### Data provided
+++

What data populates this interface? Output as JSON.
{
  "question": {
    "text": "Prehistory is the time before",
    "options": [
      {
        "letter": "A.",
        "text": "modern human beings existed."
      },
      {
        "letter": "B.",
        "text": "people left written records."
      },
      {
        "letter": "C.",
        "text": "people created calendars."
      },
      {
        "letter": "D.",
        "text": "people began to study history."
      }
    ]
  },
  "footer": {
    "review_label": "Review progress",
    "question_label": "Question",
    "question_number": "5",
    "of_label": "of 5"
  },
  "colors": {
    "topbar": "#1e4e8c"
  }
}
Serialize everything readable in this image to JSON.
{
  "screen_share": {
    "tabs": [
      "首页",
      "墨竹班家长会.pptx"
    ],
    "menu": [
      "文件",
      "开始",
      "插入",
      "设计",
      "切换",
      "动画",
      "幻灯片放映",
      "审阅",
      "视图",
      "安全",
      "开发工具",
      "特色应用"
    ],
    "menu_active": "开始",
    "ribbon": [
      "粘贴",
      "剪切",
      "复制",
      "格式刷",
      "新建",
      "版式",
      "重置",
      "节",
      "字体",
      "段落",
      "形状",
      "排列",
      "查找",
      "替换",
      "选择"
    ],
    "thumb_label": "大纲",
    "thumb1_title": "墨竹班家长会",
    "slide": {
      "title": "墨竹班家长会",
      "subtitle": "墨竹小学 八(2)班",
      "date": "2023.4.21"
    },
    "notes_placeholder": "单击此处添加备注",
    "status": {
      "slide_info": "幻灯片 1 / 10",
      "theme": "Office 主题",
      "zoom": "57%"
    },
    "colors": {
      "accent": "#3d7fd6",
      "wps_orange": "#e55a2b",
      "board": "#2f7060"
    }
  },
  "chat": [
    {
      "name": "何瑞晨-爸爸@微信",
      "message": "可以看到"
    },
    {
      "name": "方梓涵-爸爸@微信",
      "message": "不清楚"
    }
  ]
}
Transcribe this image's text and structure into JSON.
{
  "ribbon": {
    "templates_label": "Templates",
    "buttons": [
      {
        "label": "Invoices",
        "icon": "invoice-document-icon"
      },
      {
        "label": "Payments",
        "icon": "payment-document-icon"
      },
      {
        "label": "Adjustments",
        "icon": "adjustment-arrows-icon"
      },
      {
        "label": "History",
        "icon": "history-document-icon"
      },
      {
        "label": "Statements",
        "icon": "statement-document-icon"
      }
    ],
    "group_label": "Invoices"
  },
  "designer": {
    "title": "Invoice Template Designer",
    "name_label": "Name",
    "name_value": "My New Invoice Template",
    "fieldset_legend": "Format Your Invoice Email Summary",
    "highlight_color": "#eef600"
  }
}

+++

### Directions
Quote the material exactly, leaving nothing out.

### Answer to this task
What data populates this interface? Output as JSON.
{
  "question": {
    "text": "Prehistory is the time before",
    "options": [
      {
        "letter": "A.",
        "text": "modern human beings existed."
      },
      {
        "letter": "B.",
        "text": "people left written records."
      },
      {
        "letter": "C.",
        "text": "people created calendars."
      },
      {
        "letter": "D.",
        "text": "people began to study history."
      }
    ]
  },
  "footer": {
    "review_label": "Review progress",
    "question_label": "Question",
    "question_number": "5",
    "of_label": "of 5"
  },
  "colors": {
    "topbar": "#1e4e8c"
  }
}
Serialize everything readable in this image to JSON.
{
  "screen_share": {
    "tabs": [
      "首页",
      "墨竹班家长会.pptx"
    ],
    "menu": [
      "文件",
      "开始",
      "插入",
      "设计",
      "切换",
      "动画",
      "幻灯片放映",
      "审阅",
      "视图",
      "安全",
      "开发工具",
      "特色应用"
    ],
    "menu_active": "开始",
    "ribbon": [
      "粘贴",
      "剪切",
      "复制",
      "格式刷",
      "新建",
      "版式",
      "重置",
      "节",
      "字体",
      "段落",
      "形状",
      "排列",
      "查找",
      "替换",
      "选择"
    ],
    "thumb_label": "大纲",
    "thumb1_title": "墨竹班家长会",
    "slide": {
      "title": "墨竹班家长会",
      "subtitle": "墨竹小学 八(2)班",
      "date": "2023.4.21"
    },
    "notes_placeholder": "单击此处添加备注",
    "status": {
      "slide_info": "幻灯片 1 / 10",
      "theme": "Office 主题",
      "zoom": "57%"
    },
    "colors": {
      "accent": "#3d7fd6",
      "wps_orange": "#e55a2b",
      "board": "#2f7060"
    }
  },
  "chat": [
    {
      "name": "何瑞晨-爸爸@微信",
      "message": "可以看到"
    },
    {
      "name": "方梓涵-爸爸@微信",
      "message": "不清楚"
    }
  ]
}
Transcribe this image's text and structure into JSON.
{
  "ribbon": {
    "templates_label": "Templates",
    "buttons": [
      {
        "label": "Invoices",
        "icon": "invoice-document-icon"
      },
      {
        "label": "Payments",
        "icon": "payment-document-icon"
      },
      {
        "label": "Adjustments",
        "icon": "adjustment-arrows-icon"
      },
      {
        "label": "History",
        "icon": "history-document-icon"
      },
      {
        "label": "Statements",
        "icon": "statement-document-icon"
      }
    ],
    "group_label": "Invoices"
  },
  "designer": {
    "title": "Invoice Template Designer",
    "name_label": "Name",
    "name_value": "My New Invoice Template",
    "fieldset_legend": "Format Your Invoice Email Summary",
    "highlight_color": "#eef600"
  }
}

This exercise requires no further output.